--- begin Data to process ---
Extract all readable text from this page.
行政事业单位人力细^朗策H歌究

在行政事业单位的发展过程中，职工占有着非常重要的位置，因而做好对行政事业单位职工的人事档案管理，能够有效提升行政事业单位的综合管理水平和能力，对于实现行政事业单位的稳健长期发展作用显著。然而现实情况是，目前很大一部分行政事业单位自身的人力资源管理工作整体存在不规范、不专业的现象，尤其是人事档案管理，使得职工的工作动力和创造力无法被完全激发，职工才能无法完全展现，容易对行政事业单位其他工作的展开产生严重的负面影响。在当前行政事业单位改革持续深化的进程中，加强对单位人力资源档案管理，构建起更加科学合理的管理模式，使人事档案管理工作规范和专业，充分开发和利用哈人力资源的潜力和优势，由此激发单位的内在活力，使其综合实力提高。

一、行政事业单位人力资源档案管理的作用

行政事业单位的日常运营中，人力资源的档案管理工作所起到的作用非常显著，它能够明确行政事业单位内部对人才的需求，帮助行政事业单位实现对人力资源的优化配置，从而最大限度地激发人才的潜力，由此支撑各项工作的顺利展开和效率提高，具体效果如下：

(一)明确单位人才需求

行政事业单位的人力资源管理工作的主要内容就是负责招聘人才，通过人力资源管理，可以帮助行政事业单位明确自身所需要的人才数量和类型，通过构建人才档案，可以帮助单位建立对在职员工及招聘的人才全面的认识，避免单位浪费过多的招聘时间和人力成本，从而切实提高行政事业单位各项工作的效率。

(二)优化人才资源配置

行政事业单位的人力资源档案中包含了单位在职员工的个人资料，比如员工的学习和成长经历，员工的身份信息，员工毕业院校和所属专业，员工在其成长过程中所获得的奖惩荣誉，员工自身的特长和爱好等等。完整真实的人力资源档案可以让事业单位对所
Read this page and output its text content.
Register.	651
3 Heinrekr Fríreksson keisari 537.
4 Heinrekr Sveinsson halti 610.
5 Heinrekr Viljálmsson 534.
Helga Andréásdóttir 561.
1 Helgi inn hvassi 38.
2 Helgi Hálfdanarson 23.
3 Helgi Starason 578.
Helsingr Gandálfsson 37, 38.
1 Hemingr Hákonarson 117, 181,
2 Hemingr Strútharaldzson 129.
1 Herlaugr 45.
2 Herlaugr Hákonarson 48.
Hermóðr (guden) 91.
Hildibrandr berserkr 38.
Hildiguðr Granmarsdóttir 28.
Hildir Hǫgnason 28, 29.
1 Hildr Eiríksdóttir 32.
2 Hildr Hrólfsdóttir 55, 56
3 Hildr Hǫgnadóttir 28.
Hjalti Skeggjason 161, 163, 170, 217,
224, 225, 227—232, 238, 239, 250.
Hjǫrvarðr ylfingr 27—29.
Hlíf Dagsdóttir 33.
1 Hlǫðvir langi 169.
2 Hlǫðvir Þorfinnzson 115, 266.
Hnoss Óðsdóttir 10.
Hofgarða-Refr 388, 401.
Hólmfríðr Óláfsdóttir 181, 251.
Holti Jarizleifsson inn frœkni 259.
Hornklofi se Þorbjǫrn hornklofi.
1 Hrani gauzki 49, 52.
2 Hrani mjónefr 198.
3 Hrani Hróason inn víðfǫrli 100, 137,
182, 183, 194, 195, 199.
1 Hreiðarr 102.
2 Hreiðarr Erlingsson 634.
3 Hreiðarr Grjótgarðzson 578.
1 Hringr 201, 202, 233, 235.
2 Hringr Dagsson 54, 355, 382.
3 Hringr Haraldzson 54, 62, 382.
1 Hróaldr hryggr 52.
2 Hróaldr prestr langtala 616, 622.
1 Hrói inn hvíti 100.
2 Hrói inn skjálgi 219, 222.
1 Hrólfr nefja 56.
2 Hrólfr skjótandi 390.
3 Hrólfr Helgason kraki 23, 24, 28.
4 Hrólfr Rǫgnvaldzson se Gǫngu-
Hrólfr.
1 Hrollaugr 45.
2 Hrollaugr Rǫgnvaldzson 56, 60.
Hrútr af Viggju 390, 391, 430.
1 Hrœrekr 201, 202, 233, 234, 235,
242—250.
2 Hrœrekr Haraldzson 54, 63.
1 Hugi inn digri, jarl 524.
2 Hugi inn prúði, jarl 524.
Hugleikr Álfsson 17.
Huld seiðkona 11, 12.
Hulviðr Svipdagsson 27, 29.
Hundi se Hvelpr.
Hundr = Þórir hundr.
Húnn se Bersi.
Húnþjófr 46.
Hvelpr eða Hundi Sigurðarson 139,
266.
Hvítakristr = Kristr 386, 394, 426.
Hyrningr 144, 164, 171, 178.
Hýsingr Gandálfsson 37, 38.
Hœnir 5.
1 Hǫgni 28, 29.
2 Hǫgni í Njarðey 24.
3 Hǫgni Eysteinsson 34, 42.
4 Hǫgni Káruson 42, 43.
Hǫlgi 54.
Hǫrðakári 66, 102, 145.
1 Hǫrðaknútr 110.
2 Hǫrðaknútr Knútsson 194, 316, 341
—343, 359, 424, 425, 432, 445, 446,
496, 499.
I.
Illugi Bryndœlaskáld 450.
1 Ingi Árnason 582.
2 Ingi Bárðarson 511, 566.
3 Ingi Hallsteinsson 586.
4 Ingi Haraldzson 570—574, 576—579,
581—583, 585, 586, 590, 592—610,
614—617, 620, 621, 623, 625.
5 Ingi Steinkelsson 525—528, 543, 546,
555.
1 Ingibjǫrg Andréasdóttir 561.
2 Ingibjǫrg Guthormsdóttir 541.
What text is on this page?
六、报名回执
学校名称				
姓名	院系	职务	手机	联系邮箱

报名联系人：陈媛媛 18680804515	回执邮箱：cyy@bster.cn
--- end Data to process ---
== Instructions to follow ==
Copy out the data shown above without altering anything.

== Task result ==
Extract all readable text from this page.
行政事业单位人力细^朗策H歌究

在行政事业单位的发展过程中，职工占有着非常重要的位置，因而做好对行政事业单位职工的人事档案管理，能够有效提升行政事业单位的综合管理水平和能力，对于实现行政事业单位的稳健长期发展作用显著。然而现实情况是，目前很大一部分行政事业单位自身的人力资源管理工作整体存在不规范、不专业的现象，尤其是人事档案管理，使得职工的工作动力和创造力无法被完全激发，职工才能无法完全展现，容易对行政事业单位其他工作的展开产生严重的负面影响。在当前行政事业单位改革持续深化的进程中，加强对单位人力资源档案管理，构建起更加科学合理的管理模式，使人事档案管理工作规范和专业，充分开发和利用哈人力资源的潜力和优势，由此激发单位的内在活力，使其综合实力提高。

一、行政事业单位人力资源档案管理的作用

行政事业单位的日常运营中，人力资源的档案管理工作所起到的作用非常显著，它能够明确行政事业单位内部对人才的需求，帮助行政事业单位实现对人力资源的优化配置，从而最大限度地激发人才的潜力，由此支撑各项工作的顺利展开和效率提高，具体效果如下：

(一)明确单位人才需求

行政事业单位的人力资源管理工作的主要内容就是负责招聘人才，通过人力资源管理，可以帮助行政事业单位明确自身所需要的人才数量和类型，通过构建人才档案，可以帮助单位建立对在职员工及招聘的人才全面的认识，避免单位浪费过多的招聘时间和人力成本，从而切实提高行政事业单位各项工作的效率。

(二)优化人才资源配置

行政事业单位的人力资源档案中包含了单位在职员工的个人资料，比如员工的学习和成长经历，员工的身份信息，员工毕业院校和所属专业，员工在其成长过程中所获得的奖惩荣誉，员工自身的特长和爱好等等。完整真实的人力资源档案可以让事业单位对所
Read this page and output its text content.
Register.	651
3 Heinrekr Fríreksson keisari 537.
4 Heinrekr Sveinsson halti 610.
5 Heinrekr Viljálmsson 534.
Helga Andréásdóttir 561.
1 Helgi inn hvassi 38.
2 Helgi Hálfdanarson 23.
3 Helgi Starason 578.
Helsingr Gandálfsson 37, 38.
1 Hemingr Hákonarson 117, 181,
2 Hemingr Strútharaldzson 129.
1 Herlaugr 45.
2 Herlaugr Hákonarson 48.
Hermóðr (guden) 91.
Hildibrandr berserkr 38.
Hildiguðr Granmarsdóttir 28.
Hildir Hǫgnason 28, 29.
1 Hildr Eiríksdóttir 32.
2 Hildr Hrólfsdóttir 55, 56
3 Hildr Hǫgnadóttir 28.
Hjalti Skeggjason 161, 163, 170, 217,
224, 225, 227—232, 238, 239, 250.
Hjǫrvarðr ylfingr 27—29.
Hlíf Dagsdóttir 33.
1 Hlǫðvir langi 169.
2 Hlǫðvir Þorfinnzson 115, 266.
Hnoss Óðsdóttir 10.
Hofgarða-Refr 388, 401.
Hólmfríðr Óláfsdóttir 181, 251.
Holti Jarizleifsson inn frœkni 259.
Hornklofi se Þorbjǫrn hornklofi.
1 Hrani gauzki 49, 52.
2 Hrani mjónefr 198.
3 Hrani Hróason inn víðfǫrli 100, 137,
182, 183, 194, 195, 199.
1 Hreiðarr 102.
2 Hreiðarr Erlingsson 634.
3 Hreiðarr Grjótgarðzson 578.
1 Hringr 201, 202, 233, 235.
2 Hringr Dagsson 54, 355, 382.
3 Hringr Haraldzson 54, 62, 382.
1 Hróaldr hryggr 52.
2 Hróaldr prestr langtala 616, 622.
1 Hrói inn hvíti 100.
2 Hrói inn skjálgi 219, 222.
1 Hrólfr nefja 56.
2 Hrólfr skjótandi 390.
3 Hrólfr Helgason kraki 23, 24, 28.
4 Hrólfr Rǫgnvaldzson se Gǫngu-
Hrólfr.
1 Hrollaugr 45.
2 Hrollaugr Rǫgnvaldzson 56, 60.
Hrútr af Viggju 390, 391, 430.
1 Hrœrekr 201, 202, 233, 234, 235,
242—250.
2 Hrœrekr Haraldzson 54, 63.
1 Hugi inn digri, jarl 524.
2 Hugi inn prúði, jarl 524.
Hugleikr Álfsson 17.
Huld seiðkona 11, 12.
Hulviðr Svipdagsson 27, 29.
Hundi se Hvelpr.
Hundr = Þórir hundr.
Húnn se Bersi.
Húnþjófr 46.
Hvelpr eða Hundi Sigurðarson 139,
266.
Hvítakristr = Kristr 386, 394, 426.
Hyrningr 144, 164, 171, 178.
Hýsingr Gandálfsson 37, 38.
Hœnir 5.
1 Hǫgni 28, 29.
2 Hǫgni í Njarðey 24.
3 Hǫgni Eysteinsson 34, 42.
4 Hǫgni Káruson 42, 43.
Hǫlgi 54.
Hǫrðakári 66, 102, 145.
1 Hǫrðaknútr 110.
2 Hǫrðaknútr Knútsson 194, 316, 341
—343, 359, 424, 425, 432, 445, 446,
496, 499.
I.
Illugi Bryndœlaskáld 450.
1 Ingi Árnason 582.
2 Ingi Bárðarson 511, 566.
3 Ingi Hallsteinsson 586.
4 Ingi Haraldzson 570—574, 576—579,
581—583, 585, 586, 590, 592—610,
614—617, 620, 621, 623, 625.
5 Ingi Steinkelsson 525—528, 543, 546,
555.
1 Ingibjǫrg Andréasdóttir 561.
2 Ingibjǫrg Guthormsdóttir 541.
What text is on this page?
六、报名回执
学校名称				
姓名	院系	职务	手机	联系邮箱

报名联系人：陈媛媛 18680804515	回执邮箱：cyy@bster.cn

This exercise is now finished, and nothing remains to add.